Items from a data source:
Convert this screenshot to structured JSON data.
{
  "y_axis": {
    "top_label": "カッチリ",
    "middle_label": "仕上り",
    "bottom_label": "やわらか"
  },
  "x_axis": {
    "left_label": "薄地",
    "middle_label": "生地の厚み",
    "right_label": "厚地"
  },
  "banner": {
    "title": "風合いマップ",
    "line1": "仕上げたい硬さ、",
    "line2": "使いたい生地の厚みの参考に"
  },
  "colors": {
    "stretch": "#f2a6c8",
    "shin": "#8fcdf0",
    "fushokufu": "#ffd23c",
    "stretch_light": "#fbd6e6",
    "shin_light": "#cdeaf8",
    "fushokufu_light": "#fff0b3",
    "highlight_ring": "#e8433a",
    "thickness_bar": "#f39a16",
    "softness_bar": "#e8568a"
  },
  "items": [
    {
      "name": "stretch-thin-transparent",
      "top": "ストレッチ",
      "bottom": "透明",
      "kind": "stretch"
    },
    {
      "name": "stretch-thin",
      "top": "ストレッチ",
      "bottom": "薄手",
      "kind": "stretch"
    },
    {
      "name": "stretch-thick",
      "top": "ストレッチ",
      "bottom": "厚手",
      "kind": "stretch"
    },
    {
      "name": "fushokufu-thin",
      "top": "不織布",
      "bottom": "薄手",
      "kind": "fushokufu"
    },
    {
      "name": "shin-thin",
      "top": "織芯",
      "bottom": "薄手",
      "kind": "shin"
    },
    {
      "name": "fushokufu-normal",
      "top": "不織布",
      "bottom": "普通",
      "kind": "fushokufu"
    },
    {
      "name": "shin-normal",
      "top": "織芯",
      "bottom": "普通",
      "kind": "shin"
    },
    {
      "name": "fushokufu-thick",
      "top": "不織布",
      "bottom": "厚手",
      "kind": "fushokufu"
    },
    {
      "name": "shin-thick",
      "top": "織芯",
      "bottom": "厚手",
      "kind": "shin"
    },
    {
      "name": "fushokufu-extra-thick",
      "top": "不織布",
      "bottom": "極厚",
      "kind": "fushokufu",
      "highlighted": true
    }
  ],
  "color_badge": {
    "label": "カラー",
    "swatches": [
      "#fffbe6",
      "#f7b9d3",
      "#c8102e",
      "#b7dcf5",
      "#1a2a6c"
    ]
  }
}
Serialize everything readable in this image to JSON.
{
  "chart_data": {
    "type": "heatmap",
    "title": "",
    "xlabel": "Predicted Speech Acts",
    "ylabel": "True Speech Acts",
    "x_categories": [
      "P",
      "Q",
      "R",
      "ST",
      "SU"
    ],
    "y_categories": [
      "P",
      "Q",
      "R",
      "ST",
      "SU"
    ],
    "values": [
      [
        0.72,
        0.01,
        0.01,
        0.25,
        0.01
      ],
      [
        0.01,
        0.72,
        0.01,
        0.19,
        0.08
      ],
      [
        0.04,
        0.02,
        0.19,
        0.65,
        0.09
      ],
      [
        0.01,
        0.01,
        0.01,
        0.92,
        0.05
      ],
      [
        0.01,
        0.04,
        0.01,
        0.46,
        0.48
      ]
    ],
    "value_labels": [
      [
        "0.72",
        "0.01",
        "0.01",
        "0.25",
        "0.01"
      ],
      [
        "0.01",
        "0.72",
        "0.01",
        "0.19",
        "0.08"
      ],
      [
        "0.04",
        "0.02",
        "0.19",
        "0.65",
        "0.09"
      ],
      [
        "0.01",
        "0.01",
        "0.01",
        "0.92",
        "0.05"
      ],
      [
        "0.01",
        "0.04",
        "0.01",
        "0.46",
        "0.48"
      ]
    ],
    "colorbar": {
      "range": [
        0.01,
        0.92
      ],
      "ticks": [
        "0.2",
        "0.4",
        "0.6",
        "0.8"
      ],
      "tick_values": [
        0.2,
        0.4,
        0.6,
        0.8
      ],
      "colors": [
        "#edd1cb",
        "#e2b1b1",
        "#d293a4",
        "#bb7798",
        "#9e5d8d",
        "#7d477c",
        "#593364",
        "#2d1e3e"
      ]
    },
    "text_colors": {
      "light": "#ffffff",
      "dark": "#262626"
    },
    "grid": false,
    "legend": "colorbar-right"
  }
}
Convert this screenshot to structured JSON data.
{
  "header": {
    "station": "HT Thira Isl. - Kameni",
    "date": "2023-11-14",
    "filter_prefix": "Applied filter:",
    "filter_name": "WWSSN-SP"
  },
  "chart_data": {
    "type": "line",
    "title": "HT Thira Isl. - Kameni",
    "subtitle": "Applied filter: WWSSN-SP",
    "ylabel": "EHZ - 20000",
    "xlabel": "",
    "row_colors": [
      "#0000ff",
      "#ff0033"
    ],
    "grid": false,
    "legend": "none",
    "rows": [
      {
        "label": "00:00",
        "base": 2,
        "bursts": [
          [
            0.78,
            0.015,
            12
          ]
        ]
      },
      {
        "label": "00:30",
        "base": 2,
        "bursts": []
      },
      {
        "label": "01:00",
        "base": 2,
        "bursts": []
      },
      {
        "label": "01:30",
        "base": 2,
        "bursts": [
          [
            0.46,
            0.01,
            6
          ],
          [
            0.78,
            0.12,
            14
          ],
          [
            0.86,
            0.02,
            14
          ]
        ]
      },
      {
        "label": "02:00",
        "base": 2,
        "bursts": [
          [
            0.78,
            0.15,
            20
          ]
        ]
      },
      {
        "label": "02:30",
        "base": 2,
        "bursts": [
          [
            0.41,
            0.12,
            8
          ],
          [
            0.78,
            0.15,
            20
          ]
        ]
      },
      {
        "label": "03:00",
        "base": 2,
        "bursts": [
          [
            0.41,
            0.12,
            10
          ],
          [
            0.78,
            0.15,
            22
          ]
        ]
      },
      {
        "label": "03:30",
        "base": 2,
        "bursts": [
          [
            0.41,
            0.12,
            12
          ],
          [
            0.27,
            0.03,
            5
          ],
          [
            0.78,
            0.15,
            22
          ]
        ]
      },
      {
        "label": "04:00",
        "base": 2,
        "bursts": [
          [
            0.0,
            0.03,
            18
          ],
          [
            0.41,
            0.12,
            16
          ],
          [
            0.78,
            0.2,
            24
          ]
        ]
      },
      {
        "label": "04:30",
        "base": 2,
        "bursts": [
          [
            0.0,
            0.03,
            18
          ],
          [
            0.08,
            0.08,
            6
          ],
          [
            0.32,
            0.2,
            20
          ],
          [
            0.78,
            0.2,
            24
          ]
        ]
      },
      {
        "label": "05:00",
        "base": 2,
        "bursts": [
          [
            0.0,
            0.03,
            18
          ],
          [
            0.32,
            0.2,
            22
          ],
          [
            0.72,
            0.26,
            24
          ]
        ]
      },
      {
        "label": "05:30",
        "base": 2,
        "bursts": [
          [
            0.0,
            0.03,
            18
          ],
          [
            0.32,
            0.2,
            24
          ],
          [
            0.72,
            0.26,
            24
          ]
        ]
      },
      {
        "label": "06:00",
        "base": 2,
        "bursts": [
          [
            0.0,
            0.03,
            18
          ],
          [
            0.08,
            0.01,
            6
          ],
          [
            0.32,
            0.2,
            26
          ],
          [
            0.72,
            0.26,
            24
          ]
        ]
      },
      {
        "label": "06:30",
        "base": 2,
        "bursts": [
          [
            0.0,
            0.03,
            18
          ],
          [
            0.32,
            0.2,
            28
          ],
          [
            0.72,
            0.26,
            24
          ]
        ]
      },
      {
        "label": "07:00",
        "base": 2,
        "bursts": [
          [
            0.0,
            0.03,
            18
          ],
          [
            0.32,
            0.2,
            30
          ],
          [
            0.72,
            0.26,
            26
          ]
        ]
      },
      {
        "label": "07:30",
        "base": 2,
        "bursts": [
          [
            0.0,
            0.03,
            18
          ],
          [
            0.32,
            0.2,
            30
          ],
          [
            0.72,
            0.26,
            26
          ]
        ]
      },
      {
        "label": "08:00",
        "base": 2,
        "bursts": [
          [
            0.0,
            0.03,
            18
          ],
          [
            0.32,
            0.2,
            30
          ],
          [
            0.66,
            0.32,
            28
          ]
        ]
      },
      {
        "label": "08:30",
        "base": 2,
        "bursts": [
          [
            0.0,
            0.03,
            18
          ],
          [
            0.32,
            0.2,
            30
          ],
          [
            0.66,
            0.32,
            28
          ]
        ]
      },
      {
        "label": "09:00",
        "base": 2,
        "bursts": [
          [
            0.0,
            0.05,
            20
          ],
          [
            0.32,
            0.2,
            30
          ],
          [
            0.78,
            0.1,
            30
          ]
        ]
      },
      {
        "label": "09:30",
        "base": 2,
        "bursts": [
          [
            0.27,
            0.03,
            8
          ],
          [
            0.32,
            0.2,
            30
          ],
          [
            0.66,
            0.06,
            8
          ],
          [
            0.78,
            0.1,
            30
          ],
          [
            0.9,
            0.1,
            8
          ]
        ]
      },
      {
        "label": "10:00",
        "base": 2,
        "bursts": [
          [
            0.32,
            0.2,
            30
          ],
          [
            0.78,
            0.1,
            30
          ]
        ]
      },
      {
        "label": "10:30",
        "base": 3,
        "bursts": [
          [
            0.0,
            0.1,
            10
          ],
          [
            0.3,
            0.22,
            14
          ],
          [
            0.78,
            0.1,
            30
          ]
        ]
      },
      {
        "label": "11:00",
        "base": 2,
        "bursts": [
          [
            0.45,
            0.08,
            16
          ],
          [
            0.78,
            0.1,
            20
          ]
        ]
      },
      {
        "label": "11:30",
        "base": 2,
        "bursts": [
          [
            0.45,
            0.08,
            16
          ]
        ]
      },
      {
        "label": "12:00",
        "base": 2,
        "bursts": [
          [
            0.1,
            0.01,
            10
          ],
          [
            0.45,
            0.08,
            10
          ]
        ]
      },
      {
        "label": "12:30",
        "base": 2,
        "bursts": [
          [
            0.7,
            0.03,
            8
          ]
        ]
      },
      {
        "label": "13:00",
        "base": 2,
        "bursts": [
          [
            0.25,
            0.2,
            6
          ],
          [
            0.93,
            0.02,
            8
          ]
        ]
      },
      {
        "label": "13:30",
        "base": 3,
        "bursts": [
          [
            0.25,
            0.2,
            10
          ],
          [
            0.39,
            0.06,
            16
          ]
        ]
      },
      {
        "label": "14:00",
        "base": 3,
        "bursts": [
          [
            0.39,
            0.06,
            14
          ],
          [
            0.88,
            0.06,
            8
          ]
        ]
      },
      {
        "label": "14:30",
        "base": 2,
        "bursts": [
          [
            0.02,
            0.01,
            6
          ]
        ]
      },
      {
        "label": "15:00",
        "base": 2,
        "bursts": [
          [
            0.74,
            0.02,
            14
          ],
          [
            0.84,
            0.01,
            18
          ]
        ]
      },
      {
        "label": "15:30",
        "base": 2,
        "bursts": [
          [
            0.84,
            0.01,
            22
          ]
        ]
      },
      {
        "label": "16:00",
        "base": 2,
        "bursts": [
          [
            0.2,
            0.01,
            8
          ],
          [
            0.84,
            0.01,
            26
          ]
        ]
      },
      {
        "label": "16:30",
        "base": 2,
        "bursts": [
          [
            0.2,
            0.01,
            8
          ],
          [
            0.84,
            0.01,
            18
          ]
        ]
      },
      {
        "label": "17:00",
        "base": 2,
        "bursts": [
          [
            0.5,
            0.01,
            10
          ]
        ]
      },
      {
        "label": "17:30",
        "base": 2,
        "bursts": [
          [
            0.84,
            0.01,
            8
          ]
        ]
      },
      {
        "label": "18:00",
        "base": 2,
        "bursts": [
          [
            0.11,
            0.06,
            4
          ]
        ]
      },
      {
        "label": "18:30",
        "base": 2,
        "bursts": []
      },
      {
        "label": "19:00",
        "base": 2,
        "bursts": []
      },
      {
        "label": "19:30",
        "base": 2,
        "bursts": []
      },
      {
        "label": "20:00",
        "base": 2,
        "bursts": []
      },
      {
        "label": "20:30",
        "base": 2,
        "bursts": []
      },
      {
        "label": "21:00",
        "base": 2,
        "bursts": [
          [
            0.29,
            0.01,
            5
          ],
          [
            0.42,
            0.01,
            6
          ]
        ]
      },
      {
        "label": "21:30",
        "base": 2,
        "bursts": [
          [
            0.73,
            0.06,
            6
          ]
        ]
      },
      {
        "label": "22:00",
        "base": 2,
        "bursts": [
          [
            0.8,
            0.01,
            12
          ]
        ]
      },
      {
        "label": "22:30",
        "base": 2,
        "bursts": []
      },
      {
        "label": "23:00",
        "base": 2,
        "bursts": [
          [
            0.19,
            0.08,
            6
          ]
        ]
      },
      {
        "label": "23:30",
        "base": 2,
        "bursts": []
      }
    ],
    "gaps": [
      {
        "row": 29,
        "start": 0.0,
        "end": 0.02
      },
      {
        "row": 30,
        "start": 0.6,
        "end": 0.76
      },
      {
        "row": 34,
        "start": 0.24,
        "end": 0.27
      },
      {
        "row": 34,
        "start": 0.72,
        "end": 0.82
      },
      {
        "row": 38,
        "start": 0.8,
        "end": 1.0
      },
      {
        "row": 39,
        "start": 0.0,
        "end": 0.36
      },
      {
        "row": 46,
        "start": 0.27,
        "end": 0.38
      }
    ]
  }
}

* **Exercise**
Report the number of lines that contain "Speech", with no other words.

* **Expected answer**
2